======== Provided data
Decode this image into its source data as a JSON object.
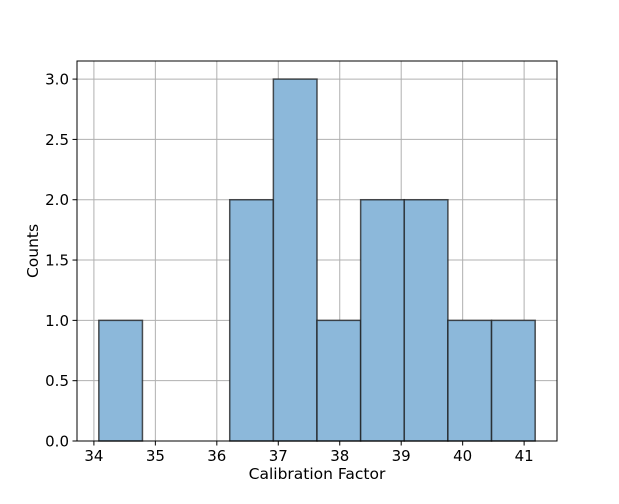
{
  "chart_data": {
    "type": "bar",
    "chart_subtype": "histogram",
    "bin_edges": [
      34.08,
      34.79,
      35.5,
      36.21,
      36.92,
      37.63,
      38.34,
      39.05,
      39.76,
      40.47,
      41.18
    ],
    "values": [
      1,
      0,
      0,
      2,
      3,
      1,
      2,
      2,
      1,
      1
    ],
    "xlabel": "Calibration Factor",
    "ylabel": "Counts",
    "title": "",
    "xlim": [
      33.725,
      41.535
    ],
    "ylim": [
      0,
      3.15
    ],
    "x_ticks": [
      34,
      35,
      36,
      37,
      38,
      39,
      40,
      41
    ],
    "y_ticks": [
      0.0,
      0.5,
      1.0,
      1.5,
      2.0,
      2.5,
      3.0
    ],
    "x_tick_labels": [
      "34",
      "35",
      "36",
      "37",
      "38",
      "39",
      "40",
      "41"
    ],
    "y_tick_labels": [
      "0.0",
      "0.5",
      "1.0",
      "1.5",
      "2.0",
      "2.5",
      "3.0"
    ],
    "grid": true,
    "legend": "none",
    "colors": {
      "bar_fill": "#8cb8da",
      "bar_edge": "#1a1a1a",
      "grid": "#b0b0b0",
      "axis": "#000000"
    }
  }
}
================
======== Provided data
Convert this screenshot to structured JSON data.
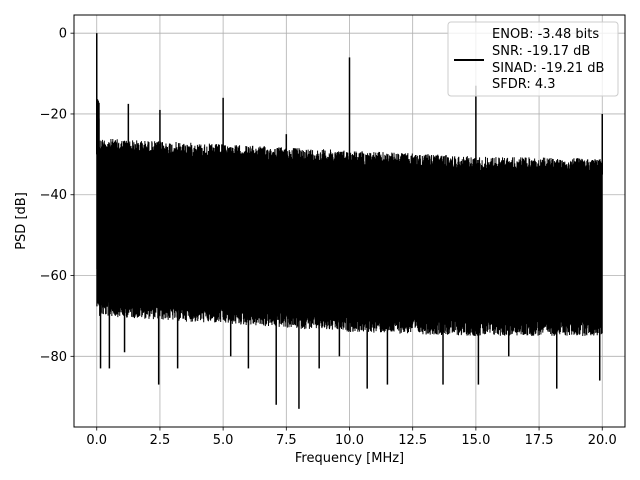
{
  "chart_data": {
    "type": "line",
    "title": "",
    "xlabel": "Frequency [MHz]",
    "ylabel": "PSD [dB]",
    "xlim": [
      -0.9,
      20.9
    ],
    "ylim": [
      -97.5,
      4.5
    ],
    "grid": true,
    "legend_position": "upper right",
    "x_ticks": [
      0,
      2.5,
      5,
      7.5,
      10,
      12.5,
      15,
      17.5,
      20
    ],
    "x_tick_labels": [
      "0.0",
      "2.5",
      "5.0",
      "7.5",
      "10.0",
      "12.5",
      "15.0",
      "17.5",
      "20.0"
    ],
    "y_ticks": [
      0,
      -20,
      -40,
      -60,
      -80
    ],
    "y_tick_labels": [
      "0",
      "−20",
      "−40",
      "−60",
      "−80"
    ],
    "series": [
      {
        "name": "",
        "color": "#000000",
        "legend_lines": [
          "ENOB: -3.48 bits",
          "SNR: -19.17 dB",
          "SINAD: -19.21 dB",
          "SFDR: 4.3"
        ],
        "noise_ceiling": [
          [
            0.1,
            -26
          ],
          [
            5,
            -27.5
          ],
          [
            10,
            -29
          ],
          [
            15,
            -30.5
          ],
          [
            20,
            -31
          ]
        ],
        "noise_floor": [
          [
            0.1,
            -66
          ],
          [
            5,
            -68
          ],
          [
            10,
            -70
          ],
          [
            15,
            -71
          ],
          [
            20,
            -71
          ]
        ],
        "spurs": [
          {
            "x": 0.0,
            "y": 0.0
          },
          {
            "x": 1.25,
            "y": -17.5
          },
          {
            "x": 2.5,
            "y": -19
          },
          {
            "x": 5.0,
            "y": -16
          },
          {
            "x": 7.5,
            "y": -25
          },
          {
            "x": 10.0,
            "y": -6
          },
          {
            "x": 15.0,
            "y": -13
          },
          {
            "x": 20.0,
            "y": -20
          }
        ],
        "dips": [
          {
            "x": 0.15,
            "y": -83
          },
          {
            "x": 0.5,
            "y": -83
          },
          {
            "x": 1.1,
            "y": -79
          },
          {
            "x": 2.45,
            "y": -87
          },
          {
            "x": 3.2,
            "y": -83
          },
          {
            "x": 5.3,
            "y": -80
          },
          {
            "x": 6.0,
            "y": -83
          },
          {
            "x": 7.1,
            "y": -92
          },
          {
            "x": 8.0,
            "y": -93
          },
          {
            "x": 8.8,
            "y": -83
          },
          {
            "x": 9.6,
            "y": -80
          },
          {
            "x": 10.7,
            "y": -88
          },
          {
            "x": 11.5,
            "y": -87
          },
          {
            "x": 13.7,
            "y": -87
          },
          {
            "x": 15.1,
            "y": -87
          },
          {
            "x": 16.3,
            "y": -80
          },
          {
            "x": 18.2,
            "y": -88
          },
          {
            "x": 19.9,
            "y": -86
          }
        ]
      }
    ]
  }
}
================
From the material, report only how many lines include the word "JSON".

2